Data records:
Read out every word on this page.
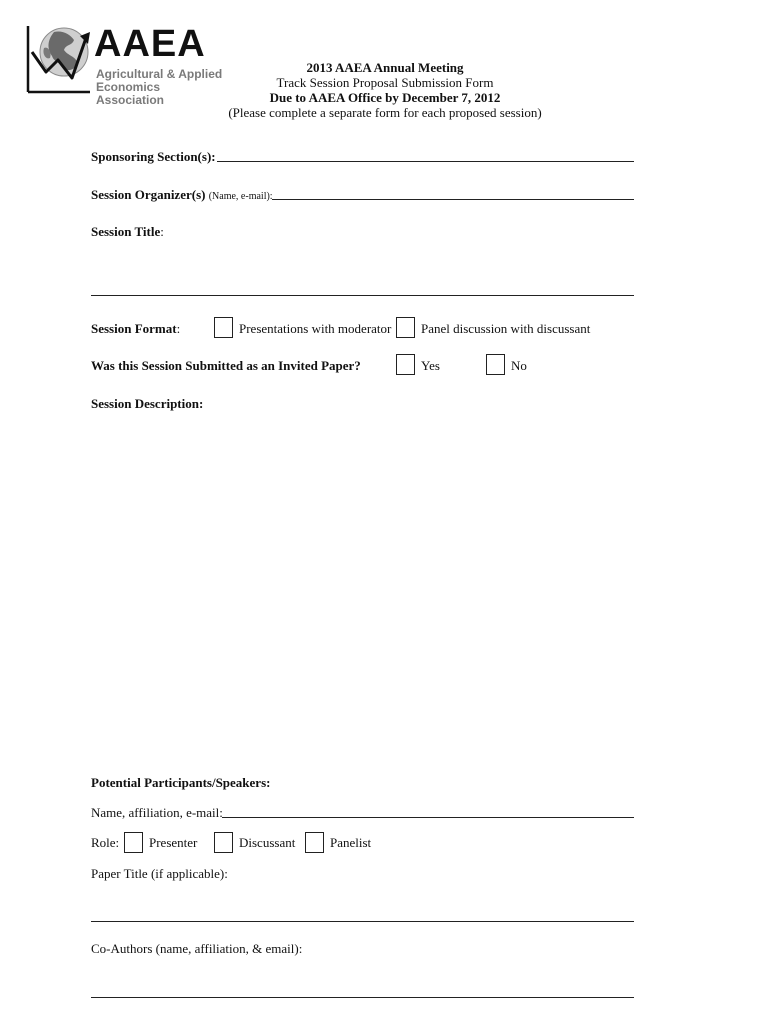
AAEA
Agricultural & Applied
Economics Association
2013 AAEA Annual Meeting
Track Session Proposal Submission Form
Due to AAEA Office by December 7, 2012
(Please complete a separate form for each proposed session)
Sponsoring Section(s):
Session Organizer(s) (Name, e-mail):
Session Title:
Session Format:	Presentations with moderator Panel discussion with discussant
Was this Session Submitted as an Invited Paper?	Yes	No
Session Description:
Potential Participants/Speakers:
Name, affiliation, e-mail:
Role: Presenter	Discussant	Panelist
Paper Title (if applicable):
Co-Authors (name, affiliation, & email):
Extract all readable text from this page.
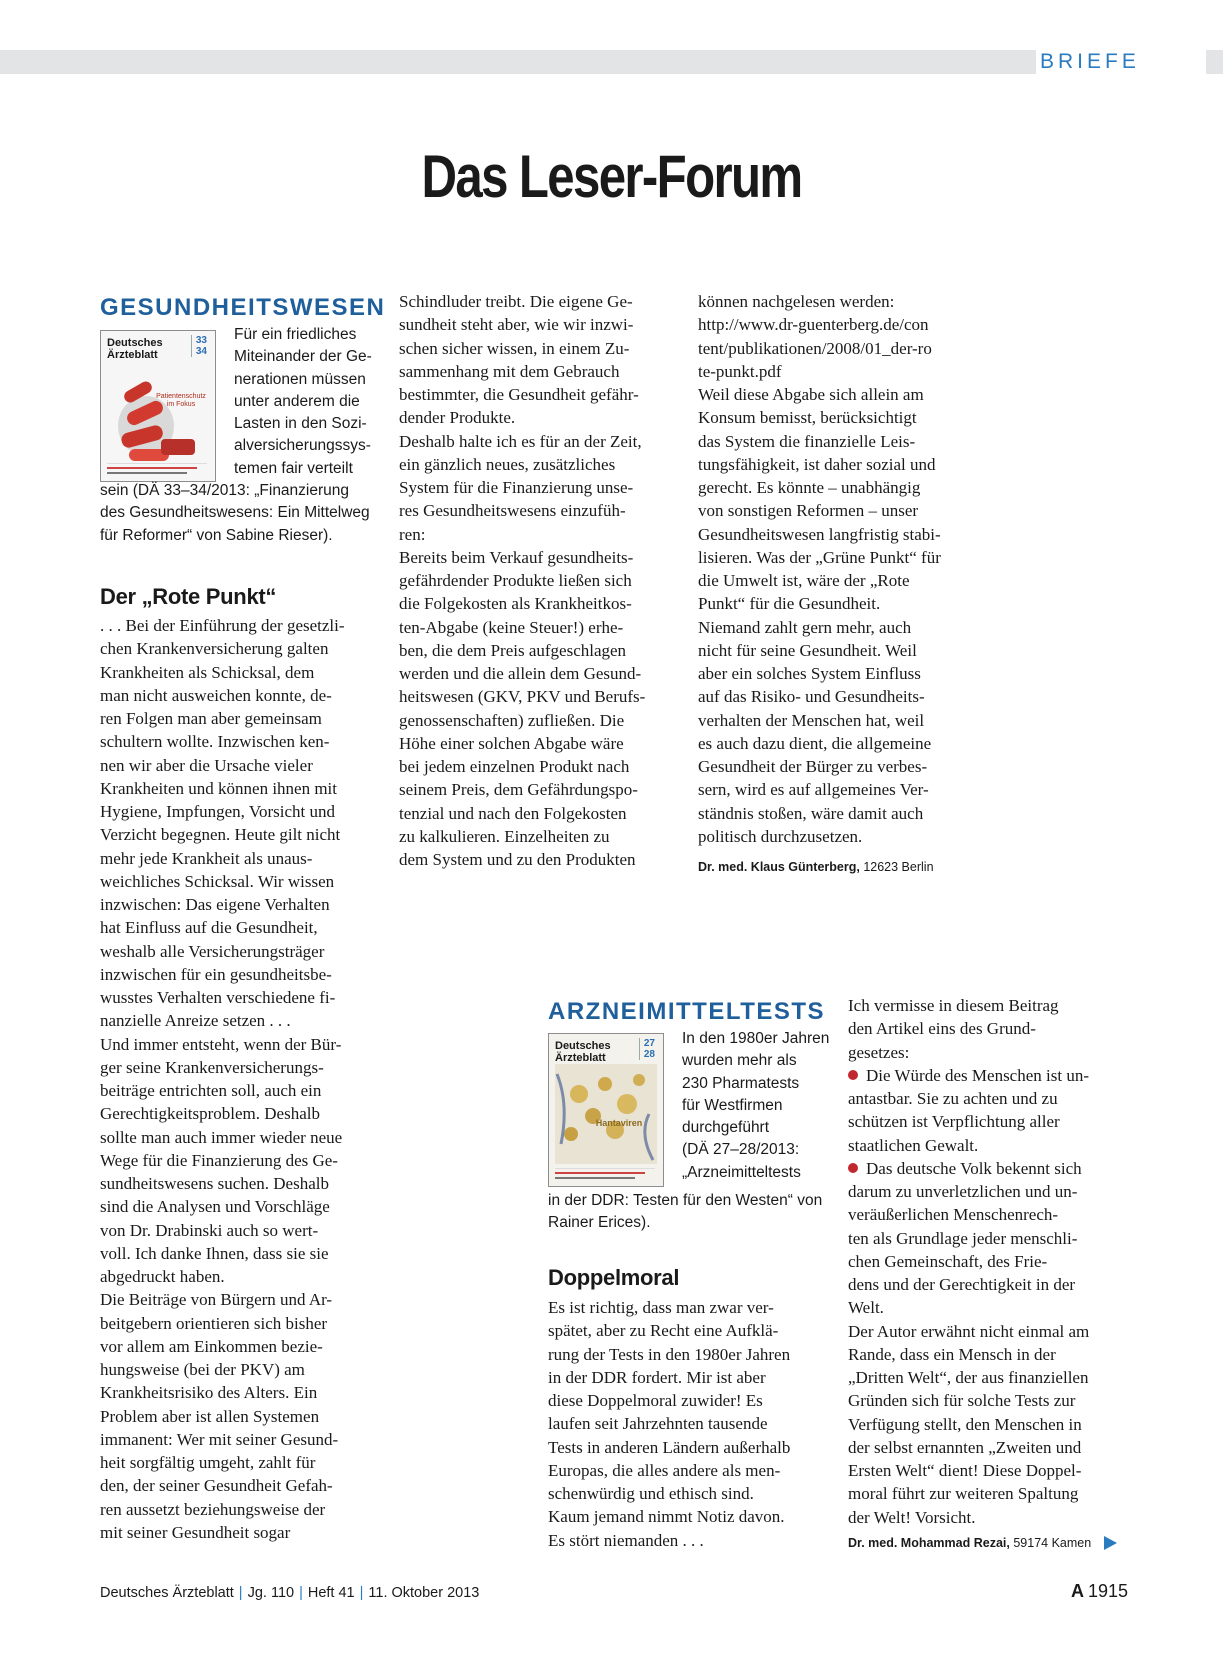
BRIEFE
Das Leser-Forum
GESUNDHEITSWESEN
Deutsches
Ärzteblatt
33
34
Patientenschutz im Fokus
Für ein friedliches
Miteinander der Ge-
nerationen müssen
unter anderem die
Lasten in den Sozi-
alversicherungssys-
temen fair verteilt
sein (DÄ 33–34/2013: „Finanzierung
des Gesundheitswesens: Ein Mittelweg
für Reformer“ von Sabine Rieser).
Der „Rote Punkt“
. . . Bei der Einführung der gesetzli-
chen Krankenversicherung galten
Krankheiten als Schicksal, dem
man nicht ausweichen konnte, de-
ren Folgen man aber gemeinsam
schultern wollte. Inzwischen ken-
nen wir aber die Ursache vieler
Krankheiten und können ihnen mit
Hygiene, Impfungen, Vorsicht und
Verzicht begegnen. Heute gilt nicht
mehr jede Krankheit als unaus-
weichliches Schicksal. Wir wissen
inzwischen: Das eigene Verhalten
hat Einfluss auf die Gesundheit,
weshalb alle Versicherungsträger
inzwischen für ein gesundheitsbe-
wusstes Verhalten verschiedene fi-
nanzielle Anreize setzen . . .
Und immer entsteht, wenn der Bür-
ger seine Krankenversicherungs-
beiträge entrichten soll, auch ein
Gerechtigkeitsproblem. Deshalb
sollte man auch immer wieder neue
Wege für die Finanzierung des Ge-
sundheitswesens suchen. Deshalb
sind die Analysen und Vorschläge
von Dr. Drabinski auch so wert-
voll. Ich danke Ihnen, dass sie sie
abgedruckt haben.
Die Beiträge von Bürgern und Ar-
beitgebern orientieren sich bisher
vor allem am Einkommen bezie-
hungsweise (bei der PKV) am
Krankheitsrisiko des Alters. Ein
Problem aber ist allen Systemen
immanent: Wer mit seiner Gesund-
heit sorgfältig umgeht, zahlt für
den, der seiner Gesundheit Gefah-
ren aussetzt beziehungsweise der
mit seiner Gesundheit sogar
Schindluder treibt. Die eigene Ge-
sundheit steht aber, wie wir inzwi-
schen sicher wissen, in einem Zu-
sammenhang mit dem Gebrauch
bestimmter, die Gesundheit gefähr-
dender Produkte.
Deshalb halte ich es für an der Zeit,
ein gänzlich neues, zusätzliches
System für die Finanzierung unse-
res Gesundheitswesens einzufüh-
ren:
Bereits beim Verkauf gesundheits-
gefährdender Produkte ließen sich
die Folgekosten als Krankheitkos-
ten-Abgabe (keine Steuer!) erhe-
ben, die dem Preis aufgeschlagen
werden und die allein dem Gesund-
heitswesen (GKV, PKV und Berufs-
genossenschaften) zufließen. Die
Höhe einer solchen Abgabe wäre
bei jedem einzelnen Produkt nach
seinem Preis, dem Gefährdungspo-
tenzial und nach den Folgekosten
zu kalkulieren. Einzelheiten zu
dem System und zu den Produkten
können nachgelesen werden:
http://www.dr-guenterberg.de/con
tent/publikationen/2008/01_der-ro
te-punkt.pdf
Weil diese Abgabe sich allein am
Konsum bemisst, berücksichtigt
das System die finanzielle Leis-
tungsfähigkeit, ist daher sozial und
gerecht. Es könnte – unabhängig
von sonstigen Reformen – unser
Gesundheitswesen langfristig stabi-
lisieren. Was der „Grüne Punkt“ für
die Umwelt ist, wäre der „Rote
Punkt“ für die Gesundheit.
Niemand zahlt gern mehr, auch
nicht für seine Gesundheit. Weil
aber ein solches System Einfluss
auf das Risiko- und Gesundheits-
verhalten der Menschen hat, weil
es auch dazu dient, die allgemeine
Gesundheit der Bürger zu verbes-
sern, wird es auf allgemeines Ver-
ständnis stoßen, wäre damit auch
politisch durchzusetzen.

Dr. med. Klaus Günterberg, 12623 Berlin

ARZNEIMITTELTESTS
Deutsches
Ärzteblatt
27
28
Hantaviren
In den 1980er Jahren
wurden mehr als
230 Pharmatests
für Westfirmen
durchgeführt
(DÄ 27–28/2013:
„Arzneimitteltests
in der DDR: Testen für den Westen“ von
Rainer Erices).
Doppelmoral
Es ist richtig, dass man zwar ver-
spätet, aber zu Recht eine Aufklä-
rung der Tests in den 1980er Jahren
in der DDR fordert. Mir ist aber
diese Doppelmoral zuwider! Es
laufen seit Jahrzehnten tausende
Tests in anderen Ländern außerhalb
Europas, die alles andere als men-
schenwürdig und ethisch sind.
Kaum jemand nimmt Notiz davon.
Es stört niemanden . . .
Ich vermisse in diesem Beitrag
den Artikel eins des Grund-
gesetzes:
Die Würde des Menschen ist un-
antastbar. Sie zu achten und zu
schützen ist Verpflichtung aller
staatlichen Gewalt.
Das deutsche Volk bekennt sich
darum zu unverletzlichen und un-
veräußerlichen Menschenrech-
ten als Grundlage jeder menschli-
chen Gemeinschaft, des Frie-
dens und der Gerechtigkeit in der
Welt.
Der Autor erwähnt nicht einmal am
Rande, dass ein Mensch in der
„Dritten Welt“, der aus finanziellen
Gründen sich für solche Tests zur
Verfügung stellt, den Menschen in
der selbst ernannten „Zweiten und
Ersten Welt“ dient! Diese Doppel-
moral führt zur weiteren Spaltung
der Welt! Vorsicht.

Dr. med. Mohammad Rezai, 59174 Kamen

Deutsches Ärzteblatt | Jg. 110 | Heft 41 | 11. Oktober 2013	A 1915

* [TASK BRIEF]:
Repeat the data in full and exactly. Omit pictures.

* [SOLVED PROBLEM]:
Read out every word on this page.
AAEA
Agricultural & Applied
Economics Association
2013 AAEA Annual Meeting
Track Session Proposal Submission Form
Due to AAEA Office by December 7, 2012
(Please complete a separate form for each proposed session)
Sponsoring Section(s):
Session Organizer(s) (Name, e-mail):
Session Title:
Session Format:	Presentations with moderator Panel discussion with discussant
Was this Session Submitted as an Invited Paper?	Yes	No
Session Description:
Potential Participants/Speakers:
Name, affiliation, e-mail:
Role: Presenter	Discussant	Panelist
Paper Title (if applicable):
Co-Authors (name, affiliation, & email):
Extract all readable text from this page.
BRIEFE
Das Leser-Forum
GESUNDHEITSWESEN
Deutsches
Ärzteblatt
33
34
Patientenschutz im Fokus
Für ein friedliches
Miteinander der Ge-
nerationen müssen
unter anderem die
Lasten in den Sozi-
alversicherungssys-
temen fair verteilt
sein (DÄ 33–34/2013: „Finanzierung
des Gesundheitswesens: Ein Mittelweg
für Reformer“ von Sabine Rieser).
Der „Rote Punkt“
. . . Bei der Einführung der gesetzli-
chen Krankenversicherung galten
Krankheiten als Schicksal, dem
man nicht ausweichen konnte, de-
ren Folgen man aber gemeinsam
schultern wollte. Inzwischen ken-
nen wir aber die Ursache vieler
Krankheiten und können ihnen mit
Hygiene, Impfungen, Vorsicht und
Verzicht begegnen. Heute gilt nicht
mehr jede Krankheit als unaus-
weichliches Schicksal. Wir wissen
inzwischen: Das eigene Verhalten
hat Einfluss auf die Gesundheit,
weshalb alle Versicherungsträger
inzwischen für ein gesundheitsbe-
wusstes Verhalten verschiedene fi-
nanzielle Anreize setzen . . .
Und immer entsteht, wenn der Bür-
ger seine Krankenversicherungs-
beiträge entrichten soll, auch ein
Gerechtigkeitsproblem. Deshalb
sollte man auch immer wieder neue
Wege für die Finanzierung des Ge-
sundheitswesens suchen. Deshalb
sind die Analysen und Vorschläge
von Dr. Drabinski auch so wert-
voll. Ich danke Ihnen, dass sie sie
abgedruckt haben.
Die Beiträge von Bürgern und Ar-
beitgebern orientieren sich bisher
vor allem am Einkommen bezie-
hungsweise (bei der PKV) am
Krankheitsrisiko des Alters. Ein
Problem aber ist allen Systemen
immanent: Wer mit seiner Gesund-
heit sorgfältig umgeht, zahlt für
den, der seiner Gesundheit Gefah-
ren aussetzt beziehungsweise der
mit seiner Gesundheit sogar
Schindluder treibt. Die eigene Ge-
sundheit steht aber, wie wir inzwi-
schen sicher wissen, in einem Zu-
sammenhang mit dem Gebrauch
bestimmter, die Gesundheit gefähr-
dender Produkte.
Deshalb halte ich es für an der Zeit,
ein gänzlich neues, zusätzliches
System für die Finanzierung unse-
res Gesundheitswesens einzufüh-
ren:
Bereits beim Verkauf gesundheits-
gefährdender Produkte ließen sich
die Folgekosten als Krankheitkos-
ten-Abgabe (keine Steuer!) erhe-
ben, die dem Preis aufgeschlagen
werden und die allein dem Gesund-
heitswesen (GKV, PKV und Berufs-
genossenschaften) zufließen. Die
Höhe einer solchen Abgabe wäre
bei jedem einzelnen Produkt nach
seinem Preis, dem Gefährdungspo-
tenzial und nach den Folgekosten
zu kalkulieren. Einzelheiten zu
dem System und zu den Produkten
können nachgelesen werden:
http://www.dr-guenterberg.de/con
tent/publikationen/2008/01_der-ro
te-punkt.pdf
Weil diese Abgabe sich allein am
Konsum bemisst, berücksichtigt
das System die finanzielle Leis-
tungsfähigkeit, ist daher sozial und
gerecht. Es könnte – unabhängig
von sonstigen Reformen – unser
Gesundheitswesen langfristig stabi-
lisieren. Was der „Grüne Punkt“ für
die Umwelt ist, wäre der „Rote
Punkt“ für die Gesundheit.
Niemand zahlt gern mehr, auch
nicht für seine Gesundheit. Weil
aber ein solches System Einfluss
auf das Risiko- und Gesundheits-
verhalten der Menschen hat, weil
es auch dazu dient, die allgemeine
Gesundheit der Bürger zu verbes-
sern, wird es auf allgemeines Ver-
ständnis stoßen, wäre damit auch
politisch durchzusetzen.

Dr. med. Klaus Günterberg, 12623 Berlin

ARZNEIMITTELTESTS
Deutsches
Ärzteblatt
27
28
Hantaviren
In den 1980er Jahren
wurden mehr als
230 Pharmatests
für Westfirmen
durchgeführt
(DÄ 27–28/2013:
„Arzneimitteltests
in der DDR: Testen für den Westen“ von
Rainer Erices).
Doppelmoral
Es ist richtig, dass man zwar ver-
spätet, aber zu Recht eine Aufklä-
rung der Tests in den 1980er Jahren
in der DDR fordert. Mir ist aber
diese Doppelmoral zuwider! Es
laufen seit Jahrzehnten tausende
Tests in anderen Ländern außerhalb
Europas, die alles andere als men-
schenwürdig und ethisch sind.
Kaum jemand nimmt Notiz davon.
Es stört niemanden . . .
Ich vermisse in diesem Beitrag
den Artikel eins des Grund-
gesetzes:
Die Würde des Menschen ist un-
antastbar. Sie zu achten und zu
schützen ist Verpflichtung aller
staatlichen Gewalt.
Das deutsche Volk bekennt sich
darum zu unverletzlichen und un-
veräußerlichen Menschenrech-
ten als Grundlage jeder menschli-
chen Gemeinschaft, des Frie-
dens und der Gerechtigkeit in der
Welt.
Der Autor erwähnt nicht einmal am
Rande, dass ein Mensch in der
„Dritten Welt“, der aus finanziellen
Gründen sich für solche Tests zur
Verfügung stellt, den Menschen in
der selbst ernannten „Zweiten und
Ersten Welt“ dient! Diese Doppel-
moral führt zur weiteren Spaltung
der Welt! Vorsicht.

Dr. med. Mohammad Rezai, 59174 Kamen

Deutsches Ärzteblatt | Jg. 110 | Heft 41 | 11. Oktober 2013	A 1915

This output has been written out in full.